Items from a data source
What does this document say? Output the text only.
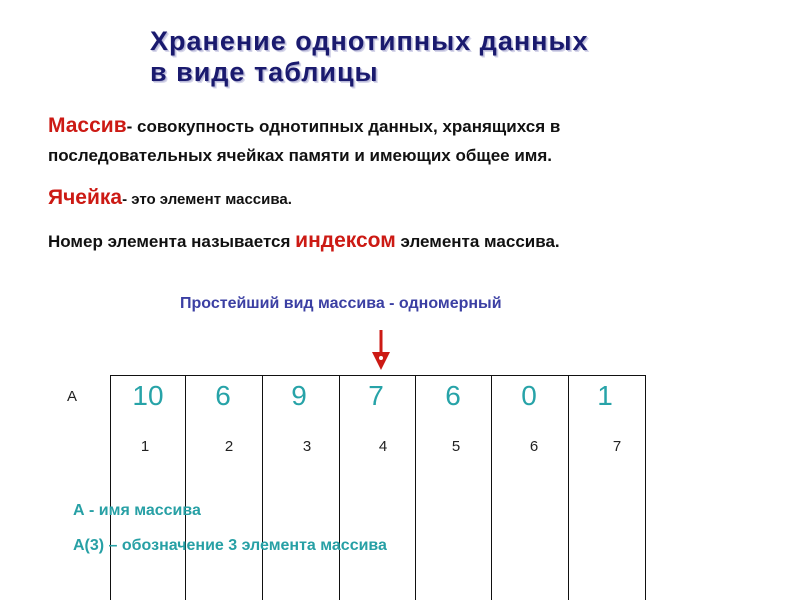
Хранение однотипных данных
в виде таблицы
Массив- совокупность однотипных данных, хранящихся в
последовательных ячейках памяти и имеющих общее имя.
Ячейка- это элемент массива.
Номер элемента называется индексом элемента массива.
Простейший вид массива - одномерный
А	10	6	9	7	6	0	1
1	2	3	4	5	6	7
А - имя массива
А(3) – обозначение 3 элемента массива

> **Set exercise**
Select all lines in the listing that include the word "элемента".

> **Exercise solution**
Номер элемента называется индексом элемента массива.
А(3) – обозначение 3 элемента массива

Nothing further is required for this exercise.